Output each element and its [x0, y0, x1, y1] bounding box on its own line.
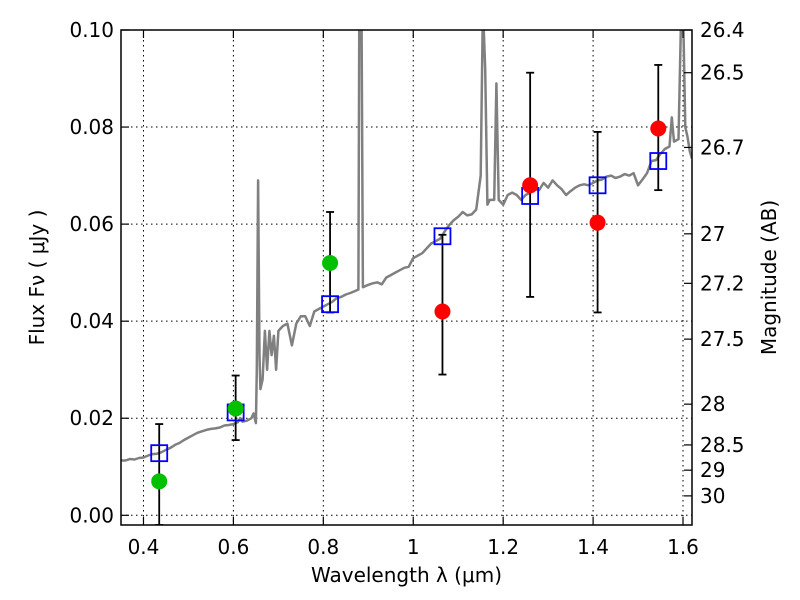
- model-square-point: [588, 176, 607, 195]
- y-tick-label: 0.08: [69, 115, 114, 139]
- right-tick-label: 27.5: [700, 327, 745, 351]
- y-tick-label: 0.02: [69, 406, 114, 430]
- y-axis-title-right: Magnitude (AB): [757, 200, 781, 355]
- y-tick-label: 0.10: [69, 18, 114, 42]
- right-tick-label: 27.2: [700, 271, 745, 295]
- model-square-point: [649, 152, 668, 170]
- model-square-point: [150, 444, 169, 463]
- right-tick-label: 29: [700, 458, 725, 482]
- right-tick-label: 28.5: [700, 433, 745, 457]
- right-tick-label: 26.5: [700, 61, 745, 85]
- axis-ticks: 0.4 0.6 0.8 1 1.2 1.4 1.6 0.00 0.02 0.04 0.06 0.08 0…: [69, 18, 744, 559]
- model-square-point: [433, 227, 452, 246]
- right-tick-label: 26.7: [700, 135, 745, 159]
- right-tick-label: 27: [700, 222, 725, 246]
- x-tick-label: 1: [407, 535, 420, 559]
- x-tick-label: 0.8: [307, 535, 339, 559]
- x-tick-label: 1.4: [577, 535, 609, 559]
- observed-point: [322, 254, 339, 271]
- y-tick-label: 0.06: [69, 212, 114, 236]
- observed-point: [589, 214, 606, 231]
- y-tick-label: 0.00: [69, 503, 114, 527]
- grid-lines: [121, 29, 692, 525]
- observed-point: [650, 120, 667, 137]
- observed-point: [151, 473, 168, 490]
- plot-frame: [120, 29, 693, 526]
- x-tick-label: 1.2: [487, 535, 519, 559]
- model-square-point: [321, 295, 339, 314]
- sed-line: [121, 30, 692, 462]
- y-axis-title-left: Flux Fν ( μJy ): [25, 210, 49, 346]
- x-tick-label: 1.6: [667, 535, 699, 559]
- observed-point: [434, 303, 451, 320]
- x-axis-title: Wavelength λ (μm): [311, 563, 502, 587]
- right-tick-label: 30: [700, 484, 725, 508]
- right-tick-label: 26.4: [700, 18, 745, 42]
- plot-content: [121, 30, 692, 525]
- observed-point: [227, 400, 244, 417]
- right-tick-label: 28: [700, 392, 725, 416]
- observed-point: [522, 177, 539, 194]
- y-tick-label: 0.04: [69, 309, 114, 333]
- x-tick-label: 0.4: [128, 535, 160, 559]
- x-tick-label: 0.6: [217, 535, 249, 559]
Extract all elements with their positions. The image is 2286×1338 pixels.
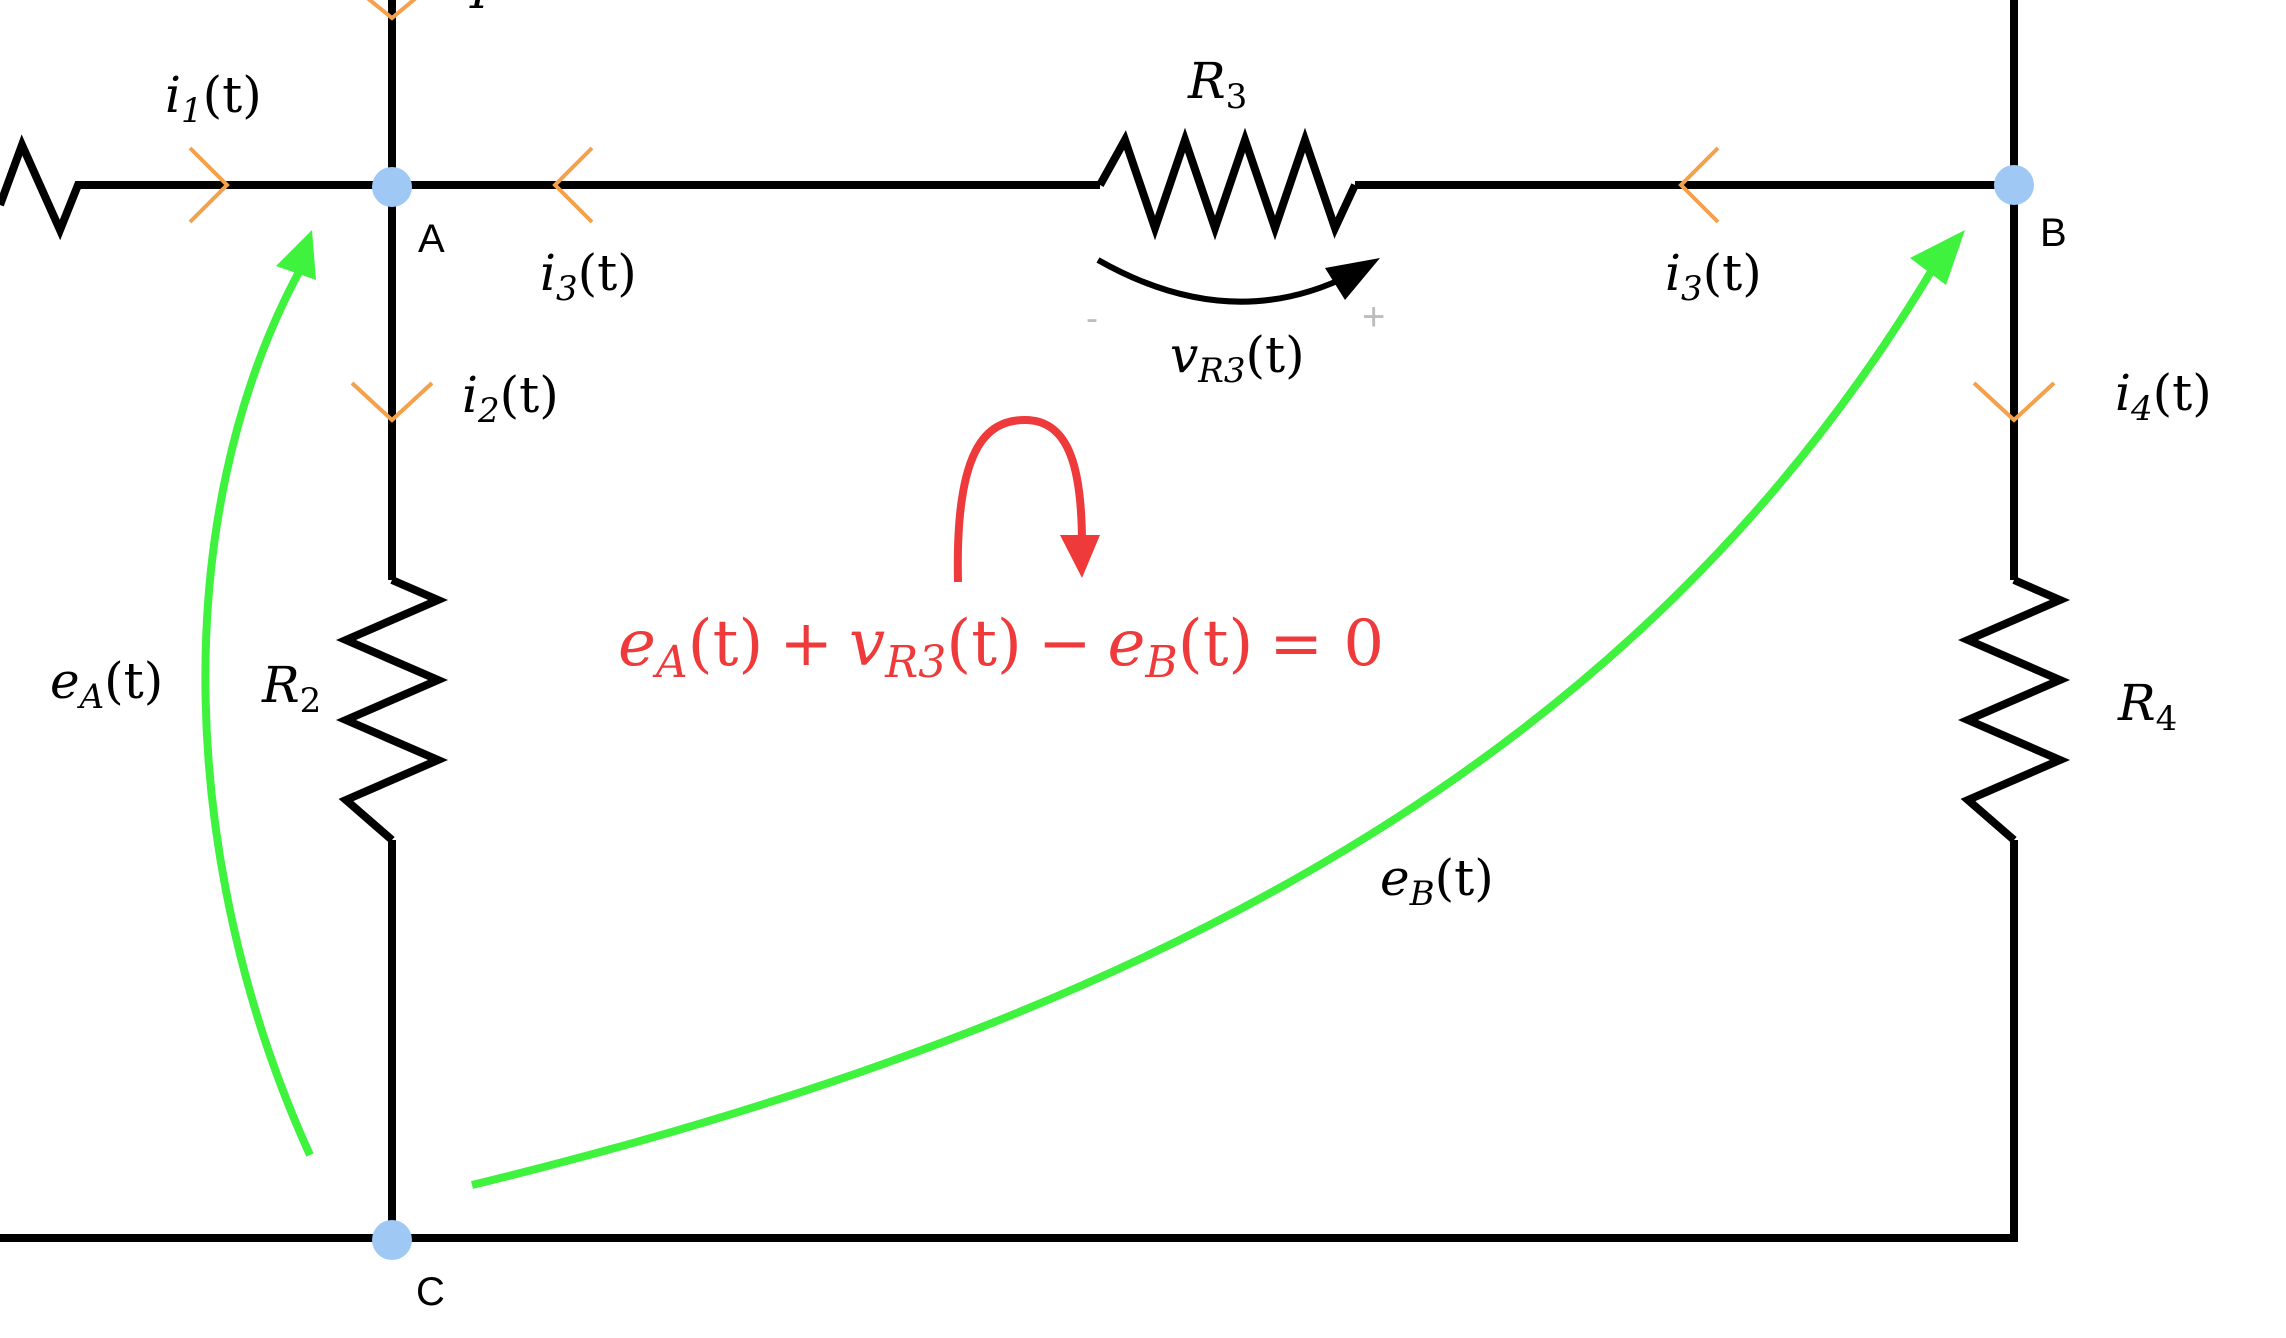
node-c <box>372 1220 412 1260</box>
polarity-plus: + <box>1362 295 1385 339</box>
label-vr3: vR3(t) <box>1170 326 1305 391</box>
label-r2: R2 <box>261 656 321 721</box>
eb-arrowhead <box>1910 230 1965 285</box>
label-eb: eB(t) <box>1380 849 1494 914</box>
vr3-arrowhead <box>1325 258 1380 300</box>
kvl-loop-arc <box>953 415 1086 583</box>
ea-arrowhead <box>276 230 316 280</box>
vr3-arc <box>1096 257 1352 305</box>
node-label-a: A <box>418 217 445 261</box>
resistor-r4 <box>1957 576 2071 844</box>
current-arrow-i3-left <box>552 146 594 224</box>
label-r4: R4 <box>2117 674 2177 739</box>
current-markers <box>188 0 2056 423</box>
resistor-r2 <box>335 576 449 844</box>
resistor-r3 <box>1096 127 1359 241</box>
eb-arc <box>471 262 1939 1189</box>
kvl-loop-arrowhead <box>1060 535 1100 578</box>
wires <box>0 0 2071 1242</box>
label-i1: i1(t) <box>165 66 262 131</box>
label-i3-right: i3(t) <box>1665 244 1762 309</box>
current-arrow-i4 <box>1972 381 2056 423</box>
label-i2: i2(t) <box>462 366 559 431</box>
label-r3: R3 <box>1187 52 1247 117</box>
current-arrow-i3-right <box>1678 146 1720 224</box>
node-label-c: C <box>416 1270 445 1314</box>
ea-arc <box>201 268 314 1157</box>
vr3-arrow <box>1096 257 1380 305</box>
node-label-b: B <box>2040 211 2067 255</box>
node-a <box>372 167 412 207</box>
kvl-equation: eA(t) + vR3(t) − eB(t) = 0 <box>618 607 1384 688</box>
polarity-minus: - <box>1086 297 1098 338</box>
resistor-r1-partial <box>0 134 390 241</box>
current-arrow-i2 <box>350 381 434 423</box>
top-partial-label: I <box>469 0 490 20</box>
potential-arcs <box>201 230 1965 1189</box>
wire-r4-to-bottom <box>392 840 2018 1242</box>
current-arrow-i1 <box>188 146 230 224</box>
kvl-loop-arrow <box>953 415 1100 583</box>
label-i4: i4(t) <box>2115 364 2212 429</box>
current-arrow-top-left <box>366 0 417 21</box>
label-i3-left: i3(t) <box>540 244 637 309</box>
label-ea: eA(t) <box>50 652 163 717</box>
node-b <box>1994 165 2034 205</box>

_TASK BRIEF_
Put the rows above into a Markdown table with two columns, No. and Line, giving each non-blank line its own number and skipping blank lines. Leave the pictures out.

_PROBLEM SOLUTION_
| No. | Line |
|---|---|
| 1 | Output each element and its [x0, y0, x1, y1] bounding box on its own line. |
| 2 | - model-square-point: [588, 176, 607, 195] |
| 3 | - y-tick-label: 0.08: [69, 115, 114, 139] |
| 4 | - right-tick-label: 27.5: [700, 327, 745, 351] |
| 5 | - y-tick-label: 0.02: [69, 406, 114, 430] |
| 6 | - y-axis-title-right: Magnitude (AB): [757, 200, 781, 355] |
| 7 | - y-tick-label: 0.10: [69, 18, 114, 42] |
| 8 | - right-tick-label: 27.2: [700, 271, 745, 295] |
| 9 | - model-square-point: [649, 152, 668, 170] |
| 10 | - model-square-point: [150, 444, 169, 463] |
| 11 | - right-tick-label: 29: [700, 458, 725, 482] |
| 12 | - right-tick-label: 28.5: [700, 433, 745, 457] |
| 13 | - right-tick-label: 26.5: [700, 61, 745, 85] |
| 14 | - axis-ticks: 0.4 0.6 0.8 1 1.2 1.4 1.6 0.00 0.02 0.04 0.06 0.08 0…: [69, 18, 744, 559] |
| 15 | - model-square-point: [433, 227, 452, 246] |
| 16 | - right-tick-label: 26.7: [700, 135, 745, 159] |
| 17 | - right-tick-label: 27: [700, 222, 725, 246] |
| 18 | - x-tick-label: 1: [407, 535, 420, 559] |
| 19 | - x-tick-label: 0.8: [307, 535, 339, 559] |
| 20 | - x-tick-label: 1.4: [577, 535, 609, 559] |
| 21 | - observed-point: [322, 254, 339, 271] |
| 22 | - y-tick-label: 0.06: [69, 212, 114, 236] |
| 23 | - observed-point: [589, 214, 606, 231] |
| 24 | - y-tick-label: 0.00: [69, 503, 114, 527] |
| 25 | - grid-lines: [121, 29, 692, 525] |
| 26 | - observed-point: [650, 120, 667, 137] |
| 27 | - observed-point: [151, 473, 168, 490] |
| 28 | - plot-frame: [120, 29, 693, 526] |
| 29 | - x-tick-label: 1.2: [487, 535, 519, 559] |
| 30 | - model-square-point: [321, 295, 339, 314] |
| 31 | - sed-line: [121, 30, 692, 462] |
| 32 | - y-axis-title-left: Flux Fν ( μJy ): [25, 210, 49, 346] |
| 33 | - x-tick-label: 1.6: [667, 535, 699, 559] |
| 34 | - observed-point: [434, 303, 451, 320] |
| 35 | - x-axis-title: Wavelength λ (μm): [311, 563, 502, 587] |
| 36 | - right-tick-label: 30: [700, 484, 725, 508] |
| 37 | - right-tick-label: 26.4: [700, 18, 745, 42] |
| 38 | - plot-content: [121, 30, 692, 525] |
| 39 | - observed-point: [227, 400, 244, 417] |
| 40 | - right-tick-label: 28: [700, 392, 725, 416] |
| 41 | - observed-point: [522, 177, 539, 194] |
| 42 | - y-tick-label: 0.04: [69, 309, 114, 333] |
| 43 | - x-tick-label: 0.4: [128, 535, 160, 559] |
| 44 | - x-tick-label: 0.6: [217, 535, 249, 559] |
| 45 | Extract all elements with their positions. The image is 2286×1338 pixels. |
| 46 | node-c <box>372 1220 412 1260</box> |
| 47 | polarity-plus: + <box>1362 295 1385 339</box> |
| 48 | label-vr3: vR3(t) <box>1170 326 1305 391</box> |
| 49 | label-r2: R2 <box>261 656 321 721</box> |
| 50 | eb-arrowhead <box>1910 230 1965 285</box> |
| 51 | label-eb: eB(t) <box>1380 849 1494 914</box> |
| 52 | vr3-arrowhead <box>1325 258 1380 300</box> |
| 53 | kvl-loop-arc <box>953 415 1086 583</box> |
| 54 | ea-arrowhead <box>276 230 316 280</box> |
| 55 | vr3-arc <box>1096 257 1352 305</box> |
| 56 | node-label-a: A <box>418 217 445 261</box> |
| 57 | resistor-r4 <box>1957 576 2071 844</box> |
| 58 | current-arrow-i3-left <box>552 146 594 224</box> |
| 59 | label-r4: R4 <box>2117 674 2177 739</box> |
| 60 | current-markers <box>188 0 2056 423</box> |
| 61 | resistor-r2 <box>335 576 449 844</box> |
| 62 | resistor-r3 <box>1096 127 1359 241</box> |
| 63 | eb-arc <box>471 262 1939 1189</box> |
| 64 | kvl-loop-arrowhead <box>1060 535 1100 578</box> |
| 65 | wires <box>0 0 2071 1242</box> |
| 66 | label-i1: i1(t) <box>165 66 262 131</box> |
| 67 | label-i3-right: i3(t) <box>1665 244 1762 309</box> |
| 68 | current-arrow-i4 <box>1972 381 2056 423</box> |
| 69 | label-i2: i2(t) <box>462 366 559 431</box> |
| 70 | label-r3: R3 <box>1187 52 1247 117</box> |
| 71 | current-arrow-i3-right <box>1678 146 1720 224</box> |
| 72 | node-label-c: C <box>416 1270 445 1314</box> |
| 73 | ea-arc <box>201 268 314 1157</box> |
| 74 | vr3-arrow <box>1096 257 1380 305</box> |
| 75 | node-label-b: B <box>2040 211 2067 255</box> |
| 76 | node-a <box>372 167 412 207</box> |
| 77 | kvl-equation: eA(t) + vR3(t) − eB(t) = 0 <box>618 607 1384 688</box> |
| 78 | polarity-minus: - <box>1086 297 1098 338</box> |
| 79 | resistor-r1-partial <box>0 134 390 241</box> |
| 80 | current-arrow-i2 <box>350 381 434 423</box> |
| 81 | top-partial-label: I <box>469 0 490 20</box> |
| 82 | potential-arcs <box>201 230 1965 1189</box> |
| 83 | wire-r4-to-bottom <box>392 840 2018 1242</box> |
| 84 | current-arrow-i1 <box>188 146 230 224</box> |
| 85 | kvl-loop-arrow <box>953 415 1100 583</box> |
| 86 | label-i4: i4(t) <box>2115 364 2212 429</box> |
| 87 | current-arrow-top-left <box>366 0 417 21</box> |
| 88 | label-i3-left: i3(t) <box>540 244 637 309</box> |
| 89 | label-ea: eA(t) <box>50 652 163 717</box> |
| 90 | node-b <box>1994 165 2034 205</box> |